* start THE INPUT *
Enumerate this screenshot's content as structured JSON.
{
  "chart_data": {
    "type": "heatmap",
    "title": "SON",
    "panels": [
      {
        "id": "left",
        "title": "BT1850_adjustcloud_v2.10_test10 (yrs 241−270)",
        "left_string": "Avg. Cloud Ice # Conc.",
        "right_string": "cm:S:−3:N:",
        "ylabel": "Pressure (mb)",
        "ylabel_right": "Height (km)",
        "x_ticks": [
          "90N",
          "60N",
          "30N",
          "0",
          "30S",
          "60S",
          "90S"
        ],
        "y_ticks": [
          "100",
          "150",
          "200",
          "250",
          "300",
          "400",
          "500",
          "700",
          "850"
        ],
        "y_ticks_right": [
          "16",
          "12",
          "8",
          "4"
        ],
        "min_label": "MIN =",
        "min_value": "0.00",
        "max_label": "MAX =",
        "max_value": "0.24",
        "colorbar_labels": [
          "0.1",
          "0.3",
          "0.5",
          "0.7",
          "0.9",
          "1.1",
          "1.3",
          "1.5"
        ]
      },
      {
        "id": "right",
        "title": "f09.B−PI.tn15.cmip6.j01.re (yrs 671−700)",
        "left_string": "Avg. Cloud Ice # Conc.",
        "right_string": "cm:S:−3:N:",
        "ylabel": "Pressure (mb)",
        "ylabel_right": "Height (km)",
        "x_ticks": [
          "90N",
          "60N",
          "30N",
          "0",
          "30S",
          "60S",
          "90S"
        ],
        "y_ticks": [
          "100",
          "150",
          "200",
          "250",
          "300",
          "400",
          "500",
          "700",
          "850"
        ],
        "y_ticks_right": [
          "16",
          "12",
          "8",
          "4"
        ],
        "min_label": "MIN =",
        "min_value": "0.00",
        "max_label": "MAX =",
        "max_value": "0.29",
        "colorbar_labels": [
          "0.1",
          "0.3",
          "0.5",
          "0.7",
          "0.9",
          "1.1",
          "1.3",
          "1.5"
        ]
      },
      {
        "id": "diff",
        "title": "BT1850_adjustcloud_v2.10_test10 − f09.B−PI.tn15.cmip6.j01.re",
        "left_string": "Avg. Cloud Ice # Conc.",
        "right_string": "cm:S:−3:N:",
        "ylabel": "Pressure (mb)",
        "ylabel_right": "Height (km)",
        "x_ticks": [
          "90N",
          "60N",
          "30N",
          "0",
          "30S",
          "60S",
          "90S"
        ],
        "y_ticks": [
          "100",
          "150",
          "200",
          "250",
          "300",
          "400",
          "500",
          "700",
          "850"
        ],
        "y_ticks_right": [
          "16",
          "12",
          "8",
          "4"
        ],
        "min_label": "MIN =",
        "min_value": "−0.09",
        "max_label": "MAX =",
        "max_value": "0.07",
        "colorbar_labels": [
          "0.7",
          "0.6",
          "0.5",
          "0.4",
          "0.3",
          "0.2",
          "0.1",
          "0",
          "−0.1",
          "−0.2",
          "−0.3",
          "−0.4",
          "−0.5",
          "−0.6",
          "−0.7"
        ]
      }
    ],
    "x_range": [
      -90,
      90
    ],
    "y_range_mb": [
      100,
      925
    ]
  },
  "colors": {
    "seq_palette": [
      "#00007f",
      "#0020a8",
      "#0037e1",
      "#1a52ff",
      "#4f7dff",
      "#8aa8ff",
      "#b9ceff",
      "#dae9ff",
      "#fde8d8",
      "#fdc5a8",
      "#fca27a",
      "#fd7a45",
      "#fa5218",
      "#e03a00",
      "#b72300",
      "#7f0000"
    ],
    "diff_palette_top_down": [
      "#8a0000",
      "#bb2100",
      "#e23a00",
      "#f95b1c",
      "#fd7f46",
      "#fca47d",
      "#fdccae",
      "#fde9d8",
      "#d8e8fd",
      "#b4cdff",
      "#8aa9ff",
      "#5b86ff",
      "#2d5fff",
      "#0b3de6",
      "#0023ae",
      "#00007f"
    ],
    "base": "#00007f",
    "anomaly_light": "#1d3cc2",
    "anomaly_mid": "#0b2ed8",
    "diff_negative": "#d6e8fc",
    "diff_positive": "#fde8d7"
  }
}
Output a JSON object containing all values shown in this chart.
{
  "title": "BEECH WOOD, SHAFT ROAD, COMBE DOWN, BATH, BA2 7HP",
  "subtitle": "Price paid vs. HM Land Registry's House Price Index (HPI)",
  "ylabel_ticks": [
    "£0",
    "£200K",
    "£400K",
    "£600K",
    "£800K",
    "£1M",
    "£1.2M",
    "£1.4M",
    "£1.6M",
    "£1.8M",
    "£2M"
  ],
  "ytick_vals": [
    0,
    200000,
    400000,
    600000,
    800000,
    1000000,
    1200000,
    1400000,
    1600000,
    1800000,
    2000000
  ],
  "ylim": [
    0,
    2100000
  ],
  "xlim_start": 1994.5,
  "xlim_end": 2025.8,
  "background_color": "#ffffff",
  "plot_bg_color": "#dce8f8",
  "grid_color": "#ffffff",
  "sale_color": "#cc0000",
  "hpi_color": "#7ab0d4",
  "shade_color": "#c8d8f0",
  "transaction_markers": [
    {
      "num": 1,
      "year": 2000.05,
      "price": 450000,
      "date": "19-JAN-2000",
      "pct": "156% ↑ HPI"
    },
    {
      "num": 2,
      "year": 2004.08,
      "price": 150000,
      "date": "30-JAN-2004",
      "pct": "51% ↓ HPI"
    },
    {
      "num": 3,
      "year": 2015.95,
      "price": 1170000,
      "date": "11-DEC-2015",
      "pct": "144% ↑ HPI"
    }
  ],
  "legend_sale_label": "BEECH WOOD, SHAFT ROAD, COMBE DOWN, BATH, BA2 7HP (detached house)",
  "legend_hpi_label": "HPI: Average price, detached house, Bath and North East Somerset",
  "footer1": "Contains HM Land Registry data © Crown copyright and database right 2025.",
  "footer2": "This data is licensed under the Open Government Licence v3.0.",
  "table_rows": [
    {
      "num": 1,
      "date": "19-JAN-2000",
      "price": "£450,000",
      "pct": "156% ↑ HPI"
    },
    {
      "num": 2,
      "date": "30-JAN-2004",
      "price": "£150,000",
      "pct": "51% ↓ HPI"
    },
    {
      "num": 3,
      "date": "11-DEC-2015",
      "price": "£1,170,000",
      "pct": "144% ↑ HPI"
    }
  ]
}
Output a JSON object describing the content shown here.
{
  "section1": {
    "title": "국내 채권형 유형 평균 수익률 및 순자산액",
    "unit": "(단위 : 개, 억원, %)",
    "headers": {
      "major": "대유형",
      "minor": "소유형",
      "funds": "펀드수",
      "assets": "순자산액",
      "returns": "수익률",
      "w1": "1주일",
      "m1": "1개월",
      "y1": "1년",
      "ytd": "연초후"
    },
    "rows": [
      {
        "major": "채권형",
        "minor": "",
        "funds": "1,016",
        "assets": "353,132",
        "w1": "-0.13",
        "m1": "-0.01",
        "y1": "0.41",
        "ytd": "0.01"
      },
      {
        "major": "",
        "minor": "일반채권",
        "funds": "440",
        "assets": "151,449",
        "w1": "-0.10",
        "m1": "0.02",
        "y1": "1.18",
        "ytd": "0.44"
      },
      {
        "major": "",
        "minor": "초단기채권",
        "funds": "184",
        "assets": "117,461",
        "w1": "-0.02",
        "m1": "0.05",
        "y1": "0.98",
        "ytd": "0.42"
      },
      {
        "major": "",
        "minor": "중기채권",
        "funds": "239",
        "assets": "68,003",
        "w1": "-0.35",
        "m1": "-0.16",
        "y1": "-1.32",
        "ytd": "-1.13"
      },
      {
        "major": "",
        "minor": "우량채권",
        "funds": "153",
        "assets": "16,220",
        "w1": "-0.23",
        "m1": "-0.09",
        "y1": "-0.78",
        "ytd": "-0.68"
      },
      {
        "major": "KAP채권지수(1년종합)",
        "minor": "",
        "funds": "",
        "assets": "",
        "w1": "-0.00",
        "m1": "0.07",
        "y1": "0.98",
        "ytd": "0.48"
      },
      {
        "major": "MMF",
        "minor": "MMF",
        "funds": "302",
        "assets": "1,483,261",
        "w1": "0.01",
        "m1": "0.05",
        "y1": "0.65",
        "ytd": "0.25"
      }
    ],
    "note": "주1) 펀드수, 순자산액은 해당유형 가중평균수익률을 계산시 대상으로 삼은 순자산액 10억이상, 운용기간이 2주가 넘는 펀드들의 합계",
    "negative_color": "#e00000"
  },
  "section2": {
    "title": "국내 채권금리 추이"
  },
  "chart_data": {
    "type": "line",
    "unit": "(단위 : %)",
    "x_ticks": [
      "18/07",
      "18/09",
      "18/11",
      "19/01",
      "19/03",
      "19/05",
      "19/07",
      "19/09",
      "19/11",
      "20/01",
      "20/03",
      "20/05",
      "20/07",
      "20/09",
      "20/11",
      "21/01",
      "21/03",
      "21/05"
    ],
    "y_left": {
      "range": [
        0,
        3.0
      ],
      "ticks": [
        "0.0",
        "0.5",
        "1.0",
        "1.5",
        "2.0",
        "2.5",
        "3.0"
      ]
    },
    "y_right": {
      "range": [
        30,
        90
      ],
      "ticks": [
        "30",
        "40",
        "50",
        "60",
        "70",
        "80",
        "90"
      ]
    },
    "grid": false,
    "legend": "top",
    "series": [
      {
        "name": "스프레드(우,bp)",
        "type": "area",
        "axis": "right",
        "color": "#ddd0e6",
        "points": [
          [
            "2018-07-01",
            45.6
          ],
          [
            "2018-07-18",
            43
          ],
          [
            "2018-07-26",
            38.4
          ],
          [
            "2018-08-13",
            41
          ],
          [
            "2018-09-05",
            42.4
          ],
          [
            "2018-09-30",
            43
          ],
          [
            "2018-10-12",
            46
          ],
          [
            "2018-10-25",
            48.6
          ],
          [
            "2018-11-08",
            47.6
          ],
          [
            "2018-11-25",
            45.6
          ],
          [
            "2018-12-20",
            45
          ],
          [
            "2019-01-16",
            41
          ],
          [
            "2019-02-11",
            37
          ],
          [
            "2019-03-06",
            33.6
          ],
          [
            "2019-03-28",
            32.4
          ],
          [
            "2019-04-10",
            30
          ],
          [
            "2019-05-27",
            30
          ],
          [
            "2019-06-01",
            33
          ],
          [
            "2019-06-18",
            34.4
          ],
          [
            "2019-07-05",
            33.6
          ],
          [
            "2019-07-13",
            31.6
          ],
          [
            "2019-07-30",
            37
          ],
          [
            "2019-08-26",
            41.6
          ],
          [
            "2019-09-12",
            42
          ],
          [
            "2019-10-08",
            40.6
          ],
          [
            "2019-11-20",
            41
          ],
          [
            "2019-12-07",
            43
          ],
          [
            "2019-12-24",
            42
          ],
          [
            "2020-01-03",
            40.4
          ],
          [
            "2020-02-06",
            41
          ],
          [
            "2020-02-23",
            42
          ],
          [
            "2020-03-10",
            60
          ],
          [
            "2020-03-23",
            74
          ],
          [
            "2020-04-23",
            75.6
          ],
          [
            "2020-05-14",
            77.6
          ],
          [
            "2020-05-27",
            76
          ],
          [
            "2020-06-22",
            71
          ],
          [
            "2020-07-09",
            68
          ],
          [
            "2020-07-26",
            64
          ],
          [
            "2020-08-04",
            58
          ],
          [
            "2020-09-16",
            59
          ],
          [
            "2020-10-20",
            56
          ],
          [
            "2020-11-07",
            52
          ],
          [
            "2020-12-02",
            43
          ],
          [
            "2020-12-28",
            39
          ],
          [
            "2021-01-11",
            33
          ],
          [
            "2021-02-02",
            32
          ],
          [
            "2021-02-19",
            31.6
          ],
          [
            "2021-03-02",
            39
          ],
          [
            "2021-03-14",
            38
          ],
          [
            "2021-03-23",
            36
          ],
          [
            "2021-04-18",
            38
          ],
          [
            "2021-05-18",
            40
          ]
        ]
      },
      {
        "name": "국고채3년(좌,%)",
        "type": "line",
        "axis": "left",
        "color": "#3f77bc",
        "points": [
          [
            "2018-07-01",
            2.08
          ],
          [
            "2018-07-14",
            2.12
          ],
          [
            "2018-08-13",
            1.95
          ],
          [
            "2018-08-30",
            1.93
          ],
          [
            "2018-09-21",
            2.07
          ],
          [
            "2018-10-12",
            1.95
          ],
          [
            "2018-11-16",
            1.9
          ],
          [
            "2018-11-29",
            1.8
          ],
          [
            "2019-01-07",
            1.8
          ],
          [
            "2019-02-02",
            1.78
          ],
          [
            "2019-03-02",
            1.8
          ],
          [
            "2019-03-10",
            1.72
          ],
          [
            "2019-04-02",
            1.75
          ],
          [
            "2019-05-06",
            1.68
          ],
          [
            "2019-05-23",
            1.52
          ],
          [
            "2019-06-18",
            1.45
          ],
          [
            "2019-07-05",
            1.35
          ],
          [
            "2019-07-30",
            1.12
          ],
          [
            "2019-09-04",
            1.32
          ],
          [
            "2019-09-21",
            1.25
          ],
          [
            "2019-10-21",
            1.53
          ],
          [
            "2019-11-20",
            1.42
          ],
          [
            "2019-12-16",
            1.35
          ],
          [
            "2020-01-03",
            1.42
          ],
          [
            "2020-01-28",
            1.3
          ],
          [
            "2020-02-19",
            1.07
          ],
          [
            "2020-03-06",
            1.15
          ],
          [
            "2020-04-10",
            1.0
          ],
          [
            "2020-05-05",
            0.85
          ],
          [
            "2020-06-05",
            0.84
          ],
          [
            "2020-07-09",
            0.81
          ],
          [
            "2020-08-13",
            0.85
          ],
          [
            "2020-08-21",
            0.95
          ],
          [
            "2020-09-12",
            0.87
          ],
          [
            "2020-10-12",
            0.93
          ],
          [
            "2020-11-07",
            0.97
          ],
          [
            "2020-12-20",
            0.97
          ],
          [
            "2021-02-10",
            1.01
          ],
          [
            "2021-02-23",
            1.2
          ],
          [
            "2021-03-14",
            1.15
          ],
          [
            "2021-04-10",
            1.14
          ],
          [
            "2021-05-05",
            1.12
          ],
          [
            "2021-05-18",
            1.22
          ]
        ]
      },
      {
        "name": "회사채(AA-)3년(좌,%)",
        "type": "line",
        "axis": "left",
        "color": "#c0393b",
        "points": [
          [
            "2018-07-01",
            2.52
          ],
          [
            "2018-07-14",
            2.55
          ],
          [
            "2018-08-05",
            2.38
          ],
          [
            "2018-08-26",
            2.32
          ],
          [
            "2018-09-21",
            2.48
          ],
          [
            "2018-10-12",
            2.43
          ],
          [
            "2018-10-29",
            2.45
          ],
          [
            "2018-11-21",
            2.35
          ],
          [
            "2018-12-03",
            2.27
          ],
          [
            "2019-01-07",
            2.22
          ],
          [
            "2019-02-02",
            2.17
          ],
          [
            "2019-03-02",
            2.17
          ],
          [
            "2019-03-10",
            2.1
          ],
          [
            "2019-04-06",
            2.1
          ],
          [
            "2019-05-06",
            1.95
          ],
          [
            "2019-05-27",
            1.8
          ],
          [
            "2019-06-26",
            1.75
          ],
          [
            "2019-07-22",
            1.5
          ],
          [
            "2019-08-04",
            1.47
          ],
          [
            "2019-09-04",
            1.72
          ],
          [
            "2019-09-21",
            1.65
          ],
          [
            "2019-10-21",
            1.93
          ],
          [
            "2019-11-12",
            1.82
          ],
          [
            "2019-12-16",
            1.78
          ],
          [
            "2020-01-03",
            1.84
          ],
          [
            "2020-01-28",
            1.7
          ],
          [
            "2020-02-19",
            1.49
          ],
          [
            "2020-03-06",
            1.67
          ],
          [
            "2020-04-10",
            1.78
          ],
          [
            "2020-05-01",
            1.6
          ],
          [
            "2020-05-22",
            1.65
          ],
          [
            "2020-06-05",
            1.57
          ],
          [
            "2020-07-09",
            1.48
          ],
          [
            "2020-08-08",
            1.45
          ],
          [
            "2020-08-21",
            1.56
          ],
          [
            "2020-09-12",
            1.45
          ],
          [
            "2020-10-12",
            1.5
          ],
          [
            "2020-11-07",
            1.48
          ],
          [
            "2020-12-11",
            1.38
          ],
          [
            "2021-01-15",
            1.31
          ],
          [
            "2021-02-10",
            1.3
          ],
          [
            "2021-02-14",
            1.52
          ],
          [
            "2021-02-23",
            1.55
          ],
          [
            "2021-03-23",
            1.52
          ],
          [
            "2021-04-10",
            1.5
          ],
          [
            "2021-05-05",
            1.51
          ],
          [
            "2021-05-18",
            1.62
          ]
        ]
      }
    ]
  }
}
* end THE INPUT *
* **SHORT PROBLEM**: Copy each line in the data that holds the word "object".

* **RESPONSE**:
Output a JSON object containing all values shown in this chart.
Output a JSON object describing the content shown here.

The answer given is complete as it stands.